• **Task**: Restate each of the lines below word for word and drop every picture.

• **Extracted entries**:

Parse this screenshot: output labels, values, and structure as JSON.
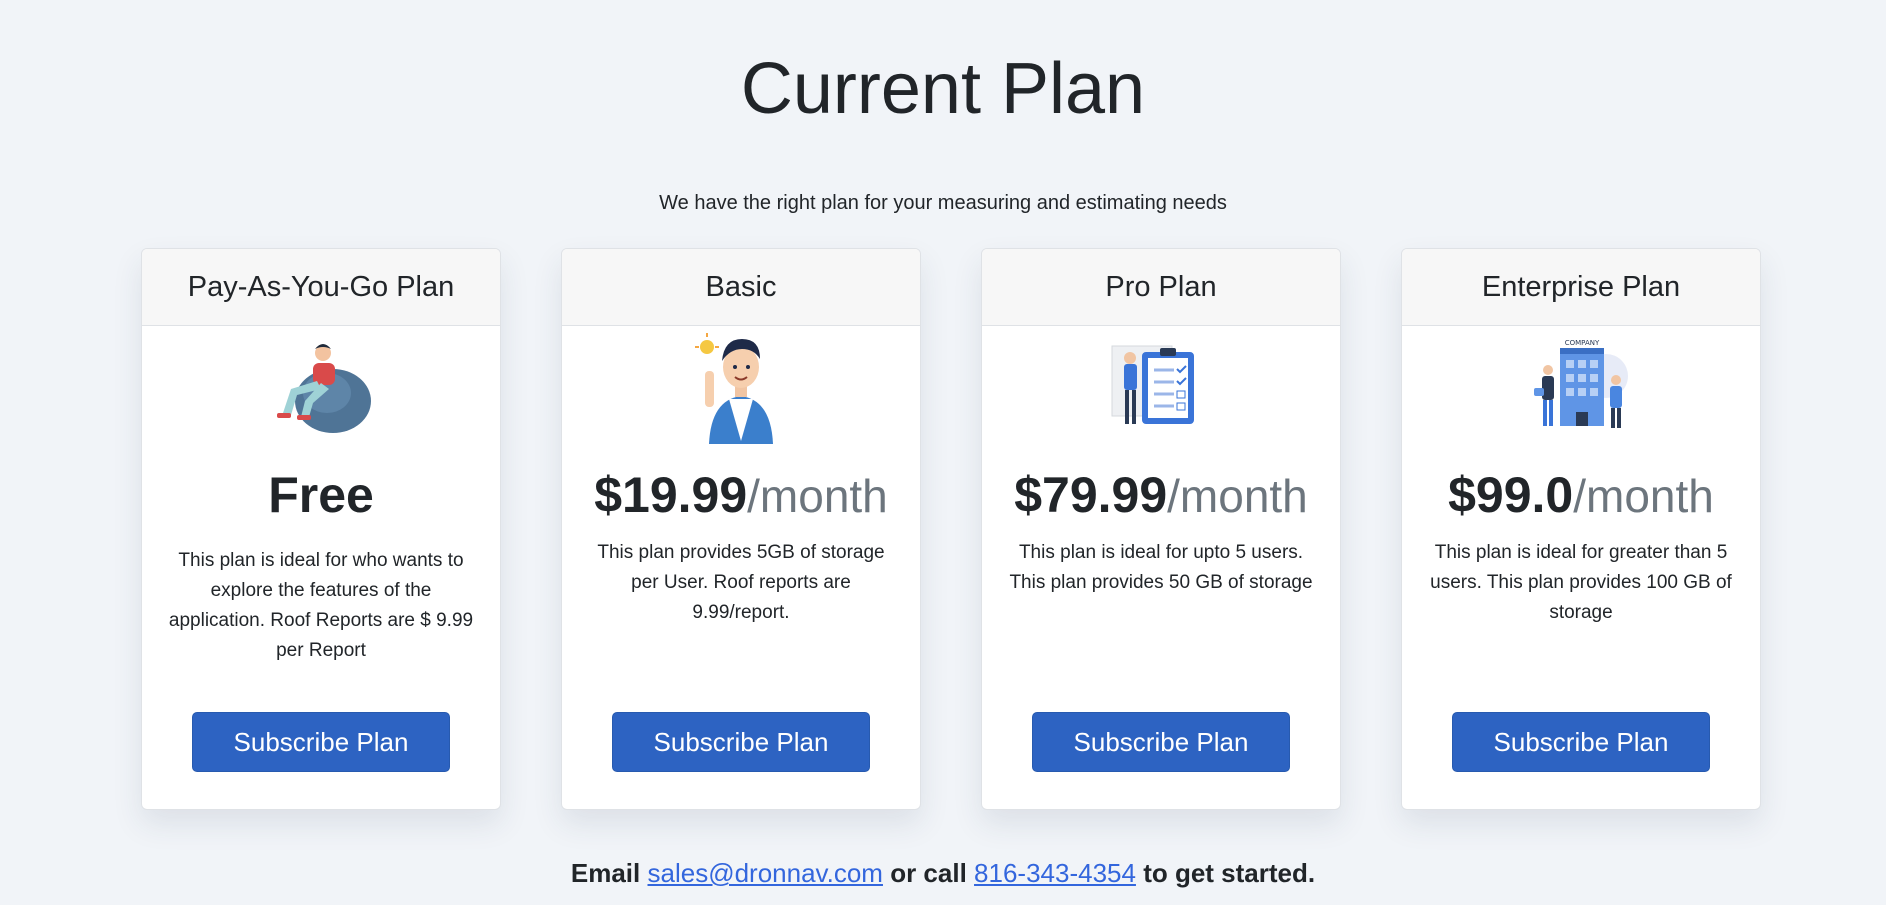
{
  "page": {
    "title": "Current Plan",
    "subtitle": "We have the right plan for your measuring and estimating needs"
  },
  "plans": [
    {
      "name": "Pay-As-You-Go Plan",
      "illustration": "person-on-beanbag-illustration",
      "price": "Free",
      "period": "",
      "description": "This plan is ideal for who wants to explore the features of the application. Roof Reports are $ 9.99 per Report",
      "button": "Subscribe Plan"
    },
    {
      "name": "Basic",
      "illustration": "man-with-idea-illustration",
      "price": "$19.99",
      "period": "/month",
      "description": "This plan provides 5GB of storage per User. Roof reports are 9.99/report.",
      "button": "Subscribe Plan"
    },
    {
      "name": "Pro Plan",
      "illustration": "checklist-board-illustration",
      "price": "$79.99",
      "period": "/month",
      "description": "This plan is ideal for upto 5 users. This plan provides 50 GB of storage",
      "button": "Subscribe Plan"
    },
    {
      "name": "Enterprise Plan",
      "illustration": "company-building-illustration",
      "price": "$99.0",
      "period": "/month",
      "description": "This plan is ideal for greater than 5 users. This plan provides 100 GB of storage",
      "button": "Subscribe Plan"
    }
  ],
  "footer": {
    "prefix": "Email",
    "email": "sales@dronnav.com",
    "middle": "or call",
    "phone": "816-343-4354",
    "suffix": "to get started.",
    "company_label": "COMPANY"
  },
  "colors": {
    "background": "#f1f4f8",
    "primary_button": "#2d63c2",
    "link": "#3366dd",
    "muted_text": "#6c757d"
  }
}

• **Reply to the task**:
Parse this screenshot: output labels, values, and structure as JSON.
{
  "page": {
    "title": "Current Plan",
    "subtitle": "We have the right plan for your measuring and estimating needs"
  },
  "plans": [
    {
      "name": "Pay-As-You-Go Plan",
      "illustration": "person-on-beanbag-illustration",
      "price": "Free",
      "period": "",
      "description": "This plan is ideal for who wants to explore the features of the application. Roof Reports are $ 9.99 per Report",
      "button": "Subscribe Plan"
    },
    {
      "name": "Basic",
      "illustration": "man-with-idea-illustration",
      "price": "$19.99",
      "period": "/month",
      "description": "This plan provides 5GB of storage per User. Roof reports are 9.99/report.",
      "button": "Subscribe Plan"
    },
    {
      "name": "Pro Plan",
      "illustration": "checklist-board-illustration",
      "price": "$79.99",
      "period": "/month",
      "description": "This plan is ideal for upto 5 users. This plan provides 50 GB of storage",
      "button": "Subscribe Plan"
    },
    {
      "name": "Enterprise Plan",
      "illustration": "company-building-illustration",
      "price": "$99.0",
      "period": "/month",
      "description": "This plan is ideal for greater than 5 users. This plan provides 100 GB of storage",
      "button": "Subscribe Plan"
    }
  ],
  "footer": {
    "prefix": "Email",
    "email": "sales@dronnav.com",
    "middle": "or call",
    "phone": "816-343-4354",
    "suffix": "to get started.",
    "company_label": "COMPANY"
  },
  "colors": {
    "background": "#f1f4f8",
    "primary_button": "#2d63c2",
    "link": "#3366dd",
    "muted_text": "#6c757d"
  }
}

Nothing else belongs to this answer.